(Raw records)
.....

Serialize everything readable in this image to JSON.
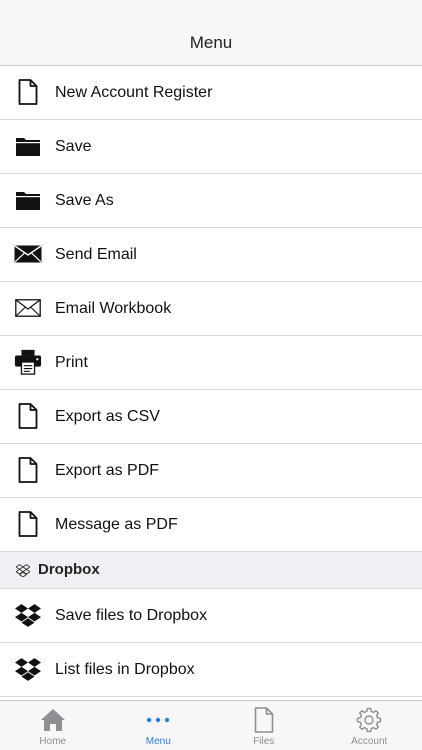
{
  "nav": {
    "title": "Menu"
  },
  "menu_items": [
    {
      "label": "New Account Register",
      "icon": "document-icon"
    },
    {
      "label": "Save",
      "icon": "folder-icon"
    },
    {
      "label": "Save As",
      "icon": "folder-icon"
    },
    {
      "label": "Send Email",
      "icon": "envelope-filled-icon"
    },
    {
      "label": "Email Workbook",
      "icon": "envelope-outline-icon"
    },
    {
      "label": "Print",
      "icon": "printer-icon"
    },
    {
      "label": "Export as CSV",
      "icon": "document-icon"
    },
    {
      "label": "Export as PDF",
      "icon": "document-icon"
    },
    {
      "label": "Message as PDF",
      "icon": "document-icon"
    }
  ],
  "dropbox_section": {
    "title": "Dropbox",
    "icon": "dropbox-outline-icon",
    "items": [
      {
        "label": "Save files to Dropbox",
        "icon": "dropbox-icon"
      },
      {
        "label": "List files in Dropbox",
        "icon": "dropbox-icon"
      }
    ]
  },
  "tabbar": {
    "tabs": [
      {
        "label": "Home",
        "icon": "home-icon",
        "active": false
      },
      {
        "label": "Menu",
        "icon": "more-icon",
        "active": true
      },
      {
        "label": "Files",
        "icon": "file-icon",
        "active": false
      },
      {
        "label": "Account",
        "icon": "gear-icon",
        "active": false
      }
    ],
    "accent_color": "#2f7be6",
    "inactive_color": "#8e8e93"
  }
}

.....

Goal -
Leave out the pictures and give the listing above again exactly.

Task response -
Serialize everything readable in this image to JSON.
{
  "nav": {
    "title": "Menu"
  },
  "menu_items": [
    {
      "label": "New Account Register",
      "icon": "document-icon"
    },
    {
      "label": "Save",
      "icon": "folder-icon"
    },
    {
      "label": "Save As",
      "icon": "folder-icon"
    },
    {
      "label": "Send Email",
      "icon": "envelope-filled-icon"
    },
    {
      "label": "Email Workbook",
      "icon": "envelope-outline-icon"
    },
    {
      "label": "Print",
      "icon": "printer-icon"
    },
    {
      "label": "Export as CSV",
      "icon": "document-icon"
    },
    {
      "label": "Export as PDF",
      "icon": "document-icon"
    },
    {
      "label": "Message as PDF",
      "icon": "document-icon"
    }
  ],
  "dropbox_section": {
    "title": "Dropbox",
    "icon": "dropbox-outline-icon",
    "items": [
      {
        "label": "Save files to Dropbox",
        "icon": "dropbox-icon"
      },
      {
        "label": "List files in Dropbox",
        "icon": "dropbox-icon"
      }
    ]
  },
  "tabbar": {
    "tabs": [
      {
        "label": "Home",
        "icon": "home-icon",
        "active": false
      },
      {
        "label": "Menu",
        "icon": "more-icon",
        "active": true
      },
      {
        "label": "Files",
        "icon": "file-icon",
        "active": false
      },
      {
        "label": "Account",
        "icon": "gear-icon",
        "active": false
      }
    ],
    "accent_color": "#2f7be6",
    "inactive_color": "#8e8e93"
  }
}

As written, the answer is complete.